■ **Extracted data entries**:

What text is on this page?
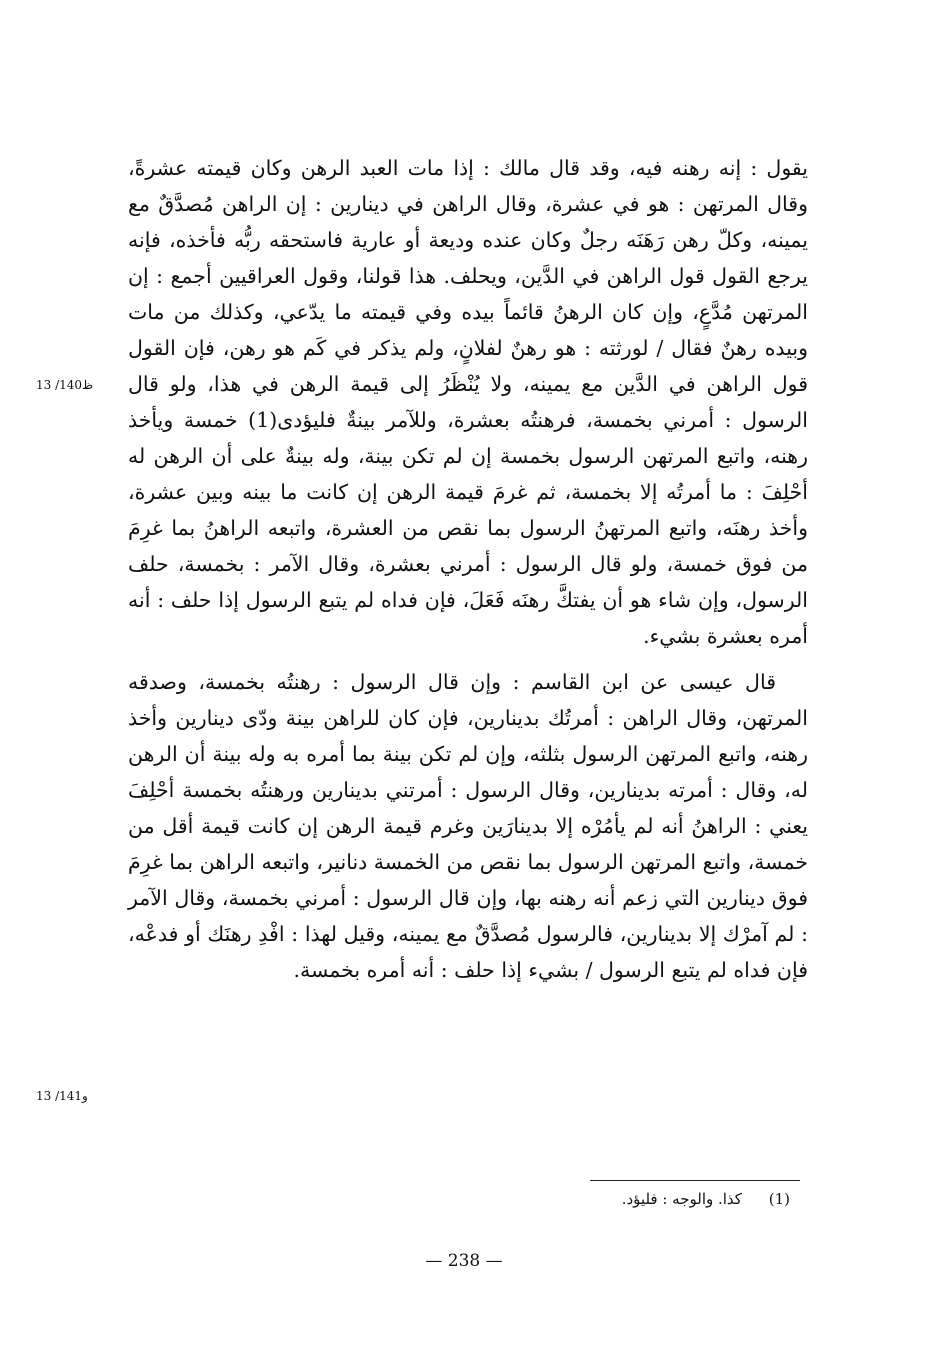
يقول : إنه رهنه فيه، وقد قال مالك : إذا مات العبد الرهن وكان قيمته عشرةً، وقال المرتهن : هو في عشرة، وقال الراهن في دينارين : إن الراهن مُصدَّقٌ مع يمينه، وكلّ رهن رَهَنَه رجلٌ وكان عنده وديعة أو عارية فاستحقه ربُّه فأخذه، فإنه يرجع القول قول الراهن في الدَّين، ويحلف. هذا قولنا، وقول العراقيين أجمع : إن المرتهن مُدَّعٍ، وإن كان الرهنُ قائماً بيده وفي قيمته ما يدّعي، وكذلك من مات وبيده رهنٌ فقال / لورثته : هو رهنٌ لفلانٍ، ولم يذكر في كَم هو رهن، فإن القول قول الراهن في الدَّين مع يمينه، ولا يُنْظَرُ إلى قيمة الرهن في هذا، ولو قال الرسول : أمرني بخمسة، فرهنتُه بعشرة، وللآمر بينةٌ فليؤدى(1) خمسة ويأخذ رهنه، واتبع المرتهن الرسول بخمسة إن لم تكن بينة، وله بينةٌ على أن الرهن له أحْلِفَ : ما أمرتُه إلا بخمسة، ثم غرمَ قيمة الرهن إن كانت ما بينه وبين عشرة، وأخذ رهنَه، واتبع المرتهنُ الرسول بما نقص من العشرة، واتبعه الراهنُ بما غرِمَ من فوق خمسة، ولو قال الرسول : أمرني بعشرة، وقال الآمر : بخمسة، حلف الرسول، وإن شاء هو أن يفتكَّ رهنَه فَعَلَ، فإن فداه لم يتبع الرسول إذا حلف : أنه أمره بعشرة بشيء.

قال عيسى عن ابن القاسم : وإن قال الرسول : رهنتُه بخمسة، وصدقه المرتهن، وقال الراهن : أمرتُك بدينارين، فإن كان للراهن بينة ودّى دينارين وأخذ رهنه، واتبع المرتهن الرسول بثلثه، وإن لم تكن بينة بما أمره به وله بينة أن الرهن له، وقال : أمرته بدينارين، وقال الرسول : أمرتني بدينارين ورهنتُه بخمسة أحْلِفَ يعني : الراهنُ أنه لم يأمُرْه إلا بدينارَين وغرم قيمة الرهن إن كانت قيمة أقل من خمسة، واتبع المرتهن الرسول بما نقص من الخمسة دنانير، واتبعه الراهن بما غرِمَ فوق دينارين التي زعم أنه رهنه بها، وإن قال الرسول : أمرني بخمسة، وقال الآمر : لم آمرْك إلا بدينارين، فالرسول مُصدَّقٌ مع يمينه، وقيل لهذا : افْدِ رهنَك أو فدعْه، فإن فداه لم يتبع الرسول / بشيء إذا حلف : أنه أمره بخمسة.

13 /140ظ
13 /141و
(1) كذا. والوجه : فليؤد.
— 238 —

■ **Exercise brief**: Each record should be quoted exactly, with the images omitted.

■ **Finished task**:
What text is on this page?
يقول : إنه رهنه فيه، وقد قال مالك : إذا مات العبد الرهن وكان قيمته عشرةً، وقال المرتهن : هو في عشرة، وقال الراهن في دينارين : إن الراهن مُصدَّقٌ مع يمينه، وكلّ رهن رَهَنَه رجلٌ وكان عنده وديعة أو عارية فاستحقه ربُّه فأخذه، فإنه يرجع القول قول الراهن في الدَّين، ويحلف. هذا قولنا، وقول العراقيين أجمع : إن المرتهن مُدَّعٍ، وإن كان الرهنُ قائماً بيده وفي قيمته ما يدّعي، وكذلك من مات وبيده رهنٌ فقال / لورثته : هو رهنٌ لفلانٍ، ولم يذكر في كَم هو رهن، فإن القول قول الراهن في الدَّين مع يمينه، ولا يُنْظَرُ إلى قيمة الرهن في هذا، ولو قال الرسول : أمرني بخمسة، فرهنتُه بعشرة، وللآمر بينةٌ فليؤدى(1) خمسة ويأخذ رهنه، واتبع المرتهن الرسول بخمسة إن لم تكن بينة، وله بينةٌ على أن الرهن له أحْلِفَ : ما أمرتُه إلا بخمسة، ثم غرمَ قيمة الرهن إن كانت ما بينه وبين عشرة، وأخذ رهنَه، واتبع المرتهنُ الرسول بما نقص من العشرة، واتبعه الراهنُ بما غرِمَ من فوق خمسة، ولو قال الرسول : أمرني بعشرة، وقال الآمر : بخمسة، حلف الرسول، وإن شاء هو أن يفتكَّ رهنَه فَعَلَ، فإن فداه لم يتبع الرسول إذا حلف : أنه أمره بعشرة بشيء.

قال عيسى عن ابن القاسم : وإن قال الرسول : رهنتُه بخمسة، وصدقه المرتهن، وقال الراهن : أمرتُك بدينارين، فإن كان للراهن بينة ودّى دينارين وأخذ رهنه، واتبع المرتهن الرسول بثلثه، وإن لم تكن بينة بما أمره به وله بينة أن الرهن له، وقال : أمرته بدينارين، وقال الرسول : أمرتني بدينارين ورهنتُه بخمسة أحْلِفَ يعني : الراهنُ أنه لم يأمُرْه إلا بدينارَين وغرم قيمة الرهن إن كانت قيمة أقل من خمسة، واتبع المرتهن الرسول بما نقص من الخمسة دنانير، واتبعه الراهن بما غرِمَ فوق دينارين التي زعم أنه رهنه بها، وإن قال الرسول : أمرني بخمسة، وقال الآمر : لم آمرْك إلا بدينارين، فالرسول مُصدَّقٌ مع يمينه، وقيل لهذا : افْدِ رهنَك أو فدعْه، فإن فداه لم يتبع الرسول / بشيء إذا حلف : أنه أمره بخمسة.

13 /140ظ
13 /141و
(1) كذا. والوجه : فليؤد.
— 238 —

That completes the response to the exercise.